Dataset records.
────────

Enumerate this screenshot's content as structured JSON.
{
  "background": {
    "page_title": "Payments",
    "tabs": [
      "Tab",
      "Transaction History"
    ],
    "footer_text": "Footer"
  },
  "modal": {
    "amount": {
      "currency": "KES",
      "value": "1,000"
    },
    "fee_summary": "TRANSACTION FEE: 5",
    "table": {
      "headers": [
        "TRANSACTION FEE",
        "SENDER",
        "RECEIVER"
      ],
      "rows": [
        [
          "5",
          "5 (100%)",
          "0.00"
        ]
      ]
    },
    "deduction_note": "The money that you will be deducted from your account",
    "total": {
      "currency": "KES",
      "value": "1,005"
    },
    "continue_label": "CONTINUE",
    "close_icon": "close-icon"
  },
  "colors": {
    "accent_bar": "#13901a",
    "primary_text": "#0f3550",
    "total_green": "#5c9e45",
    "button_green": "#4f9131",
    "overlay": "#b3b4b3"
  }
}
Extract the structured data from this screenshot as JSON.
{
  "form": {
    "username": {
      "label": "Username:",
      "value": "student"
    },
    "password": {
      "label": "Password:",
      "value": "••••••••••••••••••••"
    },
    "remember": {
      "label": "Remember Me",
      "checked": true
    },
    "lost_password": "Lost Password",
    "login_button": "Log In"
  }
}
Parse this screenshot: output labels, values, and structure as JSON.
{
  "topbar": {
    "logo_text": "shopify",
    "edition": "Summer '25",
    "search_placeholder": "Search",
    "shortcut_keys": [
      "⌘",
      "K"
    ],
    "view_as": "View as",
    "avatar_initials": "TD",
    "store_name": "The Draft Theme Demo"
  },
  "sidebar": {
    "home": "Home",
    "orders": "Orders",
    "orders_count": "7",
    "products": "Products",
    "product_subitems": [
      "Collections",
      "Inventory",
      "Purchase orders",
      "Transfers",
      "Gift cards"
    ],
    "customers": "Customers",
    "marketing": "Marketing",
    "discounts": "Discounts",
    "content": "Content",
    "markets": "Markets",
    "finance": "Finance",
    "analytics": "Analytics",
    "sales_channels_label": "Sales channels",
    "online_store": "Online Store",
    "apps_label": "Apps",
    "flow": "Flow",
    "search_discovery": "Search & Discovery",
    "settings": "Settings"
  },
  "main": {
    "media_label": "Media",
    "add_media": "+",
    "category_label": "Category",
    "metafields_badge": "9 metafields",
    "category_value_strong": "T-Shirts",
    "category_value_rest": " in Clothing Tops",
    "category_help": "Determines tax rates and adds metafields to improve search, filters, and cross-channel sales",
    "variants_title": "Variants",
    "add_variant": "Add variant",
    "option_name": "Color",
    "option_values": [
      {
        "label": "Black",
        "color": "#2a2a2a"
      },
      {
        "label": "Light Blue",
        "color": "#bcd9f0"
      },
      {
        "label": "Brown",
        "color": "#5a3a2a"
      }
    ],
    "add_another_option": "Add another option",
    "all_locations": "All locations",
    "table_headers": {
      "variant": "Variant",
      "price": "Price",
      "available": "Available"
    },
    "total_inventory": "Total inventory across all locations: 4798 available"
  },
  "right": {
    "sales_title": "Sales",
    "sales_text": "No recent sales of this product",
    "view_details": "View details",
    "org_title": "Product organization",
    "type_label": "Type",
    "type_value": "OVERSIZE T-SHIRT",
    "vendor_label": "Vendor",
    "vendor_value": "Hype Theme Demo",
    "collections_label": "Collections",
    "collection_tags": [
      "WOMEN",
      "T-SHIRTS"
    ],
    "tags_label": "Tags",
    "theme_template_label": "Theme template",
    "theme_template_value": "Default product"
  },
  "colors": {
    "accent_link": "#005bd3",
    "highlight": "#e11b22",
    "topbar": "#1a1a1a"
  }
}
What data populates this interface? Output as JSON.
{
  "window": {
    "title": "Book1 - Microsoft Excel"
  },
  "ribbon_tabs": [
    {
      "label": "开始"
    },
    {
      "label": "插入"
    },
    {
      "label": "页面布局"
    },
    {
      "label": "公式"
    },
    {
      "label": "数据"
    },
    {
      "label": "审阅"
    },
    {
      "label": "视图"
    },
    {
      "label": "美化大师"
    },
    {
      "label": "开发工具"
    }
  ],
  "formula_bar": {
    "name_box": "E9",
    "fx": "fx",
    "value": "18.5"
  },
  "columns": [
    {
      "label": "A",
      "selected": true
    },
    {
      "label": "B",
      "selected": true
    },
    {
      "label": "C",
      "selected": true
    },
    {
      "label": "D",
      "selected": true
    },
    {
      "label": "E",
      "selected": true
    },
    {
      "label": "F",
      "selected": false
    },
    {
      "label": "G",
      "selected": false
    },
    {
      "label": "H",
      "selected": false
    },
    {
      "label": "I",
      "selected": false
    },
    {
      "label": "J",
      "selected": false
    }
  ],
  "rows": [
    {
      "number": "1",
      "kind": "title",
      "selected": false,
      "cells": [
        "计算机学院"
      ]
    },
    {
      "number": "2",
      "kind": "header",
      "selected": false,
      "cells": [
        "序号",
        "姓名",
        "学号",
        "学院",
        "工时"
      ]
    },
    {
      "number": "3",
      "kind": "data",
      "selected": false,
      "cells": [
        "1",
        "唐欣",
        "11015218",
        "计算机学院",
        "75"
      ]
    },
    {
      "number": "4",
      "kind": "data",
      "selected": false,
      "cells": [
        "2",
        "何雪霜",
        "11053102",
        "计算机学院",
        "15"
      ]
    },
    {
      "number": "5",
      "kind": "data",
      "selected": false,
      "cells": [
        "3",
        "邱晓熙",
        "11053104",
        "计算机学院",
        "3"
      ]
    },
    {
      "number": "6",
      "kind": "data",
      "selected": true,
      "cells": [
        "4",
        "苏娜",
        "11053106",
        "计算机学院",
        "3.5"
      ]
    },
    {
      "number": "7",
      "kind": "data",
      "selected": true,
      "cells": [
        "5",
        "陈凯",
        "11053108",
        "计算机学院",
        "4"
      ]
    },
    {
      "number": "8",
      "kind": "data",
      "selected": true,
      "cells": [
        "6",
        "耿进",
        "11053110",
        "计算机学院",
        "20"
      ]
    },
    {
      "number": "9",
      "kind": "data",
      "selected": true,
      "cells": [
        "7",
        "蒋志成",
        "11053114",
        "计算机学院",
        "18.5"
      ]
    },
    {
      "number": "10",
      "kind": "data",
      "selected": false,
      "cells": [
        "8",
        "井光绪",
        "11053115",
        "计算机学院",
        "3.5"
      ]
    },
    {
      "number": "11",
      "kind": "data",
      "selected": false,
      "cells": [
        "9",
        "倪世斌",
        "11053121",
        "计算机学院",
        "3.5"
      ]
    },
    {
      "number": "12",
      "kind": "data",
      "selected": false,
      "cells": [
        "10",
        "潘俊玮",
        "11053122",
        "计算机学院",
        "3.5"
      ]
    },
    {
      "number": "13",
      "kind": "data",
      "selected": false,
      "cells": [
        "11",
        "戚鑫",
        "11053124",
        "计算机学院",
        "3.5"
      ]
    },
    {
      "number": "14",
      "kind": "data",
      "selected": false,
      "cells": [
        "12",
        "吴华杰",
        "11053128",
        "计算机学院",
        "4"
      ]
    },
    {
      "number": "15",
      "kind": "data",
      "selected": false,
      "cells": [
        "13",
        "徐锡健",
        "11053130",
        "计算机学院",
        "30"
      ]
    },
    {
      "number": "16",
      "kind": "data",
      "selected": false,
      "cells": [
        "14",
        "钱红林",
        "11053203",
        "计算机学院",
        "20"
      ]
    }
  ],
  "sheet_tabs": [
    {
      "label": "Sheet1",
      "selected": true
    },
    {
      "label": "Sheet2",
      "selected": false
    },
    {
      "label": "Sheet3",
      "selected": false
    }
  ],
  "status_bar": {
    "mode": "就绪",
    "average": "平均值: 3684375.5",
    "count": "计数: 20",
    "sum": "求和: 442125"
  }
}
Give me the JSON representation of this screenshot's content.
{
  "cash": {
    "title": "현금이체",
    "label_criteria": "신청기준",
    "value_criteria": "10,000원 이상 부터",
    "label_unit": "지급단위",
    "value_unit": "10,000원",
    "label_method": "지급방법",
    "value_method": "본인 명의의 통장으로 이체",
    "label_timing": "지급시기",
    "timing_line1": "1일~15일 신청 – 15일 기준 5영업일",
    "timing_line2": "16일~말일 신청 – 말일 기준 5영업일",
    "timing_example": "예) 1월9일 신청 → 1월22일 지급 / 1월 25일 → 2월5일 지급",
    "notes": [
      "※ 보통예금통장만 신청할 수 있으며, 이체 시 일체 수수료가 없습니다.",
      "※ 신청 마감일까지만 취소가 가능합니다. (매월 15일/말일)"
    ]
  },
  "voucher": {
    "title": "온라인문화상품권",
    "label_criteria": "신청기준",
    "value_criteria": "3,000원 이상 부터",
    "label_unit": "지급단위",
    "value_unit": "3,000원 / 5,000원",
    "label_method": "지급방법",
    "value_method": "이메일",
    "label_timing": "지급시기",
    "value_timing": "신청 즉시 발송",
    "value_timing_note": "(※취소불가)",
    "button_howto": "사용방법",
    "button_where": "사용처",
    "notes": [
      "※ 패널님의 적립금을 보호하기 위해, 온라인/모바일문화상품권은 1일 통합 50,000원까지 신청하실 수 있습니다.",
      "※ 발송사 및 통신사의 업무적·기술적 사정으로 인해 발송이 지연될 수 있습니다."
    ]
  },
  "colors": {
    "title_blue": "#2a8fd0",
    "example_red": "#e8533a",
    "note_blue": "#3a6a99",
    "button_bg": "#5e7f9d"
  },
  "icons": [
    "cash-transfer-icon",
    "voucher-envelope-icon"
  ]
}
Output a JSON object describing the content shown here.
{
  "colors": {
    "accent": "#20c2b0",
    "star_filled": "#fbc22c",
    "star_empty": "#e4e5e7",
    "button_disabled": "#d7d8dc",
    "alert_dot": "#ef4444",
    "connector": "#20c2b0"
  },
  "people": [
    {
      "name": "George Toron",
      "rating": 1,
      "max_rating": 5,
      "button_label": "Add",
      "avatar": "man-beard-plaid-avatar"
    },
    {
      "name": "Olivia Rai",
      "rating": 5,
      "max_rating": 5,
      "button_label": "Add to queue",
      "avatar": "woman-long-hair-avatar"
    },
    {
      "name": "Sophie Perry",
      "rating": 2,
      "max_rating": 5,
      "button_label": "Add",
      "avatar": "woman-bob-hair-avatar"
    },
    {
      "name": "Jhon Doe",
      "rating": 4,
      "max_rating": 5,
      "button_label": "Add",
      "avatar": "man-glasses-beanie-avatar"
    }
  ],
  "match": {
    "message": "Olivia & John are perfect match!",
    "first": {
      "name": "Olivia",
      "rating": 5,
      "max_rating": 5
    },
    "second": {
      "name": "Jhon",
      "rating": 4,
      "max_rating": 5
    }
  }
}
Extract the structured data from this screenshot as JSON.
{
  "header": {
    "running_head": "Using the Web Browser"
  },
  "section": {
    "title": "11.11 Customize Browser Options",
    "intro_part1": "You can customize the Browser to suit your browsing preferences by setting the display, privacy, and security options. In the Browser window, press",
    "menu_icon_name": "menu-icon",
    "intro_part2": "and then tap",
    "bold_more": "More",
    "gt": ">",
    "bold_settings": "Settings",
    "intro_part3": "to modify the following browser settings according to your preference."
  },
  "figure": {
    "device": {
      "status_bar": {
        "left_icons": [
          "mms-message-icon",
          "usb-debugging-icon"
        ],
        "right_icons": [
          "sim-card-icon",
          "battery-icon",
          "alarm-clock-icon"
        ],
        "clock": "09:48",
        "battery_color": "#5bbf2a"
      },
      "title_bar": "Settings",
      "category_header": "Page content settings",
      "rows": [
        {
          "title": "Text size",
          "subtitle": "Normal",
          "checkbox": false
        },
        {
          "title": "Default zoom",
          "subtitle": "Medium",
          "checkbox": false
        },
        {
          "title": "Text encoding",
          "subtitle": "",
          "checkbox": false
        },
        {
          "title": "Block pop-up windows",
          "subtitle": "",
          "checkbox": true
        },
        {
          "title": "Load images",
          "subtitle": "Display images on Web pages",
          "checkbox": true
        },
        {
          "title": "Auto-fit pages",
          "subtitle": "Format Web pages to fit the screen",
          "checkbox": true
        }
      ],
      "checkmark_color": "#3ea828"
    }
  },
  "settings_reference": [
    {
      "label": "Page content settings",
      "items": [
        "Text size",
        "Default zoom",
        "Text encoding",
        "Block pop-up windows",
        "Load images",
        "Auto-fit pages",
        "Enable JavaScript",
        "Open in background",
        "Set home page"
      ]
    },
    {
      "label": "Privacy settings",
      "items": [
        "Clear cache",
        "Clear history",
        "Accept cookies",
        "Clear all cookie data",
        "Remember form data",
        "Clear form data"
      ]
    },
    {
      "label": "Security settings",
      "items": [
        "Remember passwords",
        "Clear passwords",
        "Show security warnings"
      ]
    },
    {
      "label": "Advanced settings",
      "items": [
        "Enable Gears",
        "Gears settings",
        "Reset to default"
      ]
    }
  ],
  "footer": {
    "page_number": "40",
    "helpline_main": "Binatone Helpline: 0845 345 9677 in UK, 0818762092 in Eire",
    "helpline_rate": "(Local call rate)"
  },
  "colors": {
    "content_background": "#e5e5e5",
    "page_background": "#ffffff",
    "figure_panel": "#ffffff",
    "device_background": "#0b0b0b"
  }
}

────────

Aim of the task.
List each line holding the string "Clear".

Written answer.
        "Clear cache",
        "Clear history",
        "Clear all cookie data",
        "Clear form data"
        "Clear passwords",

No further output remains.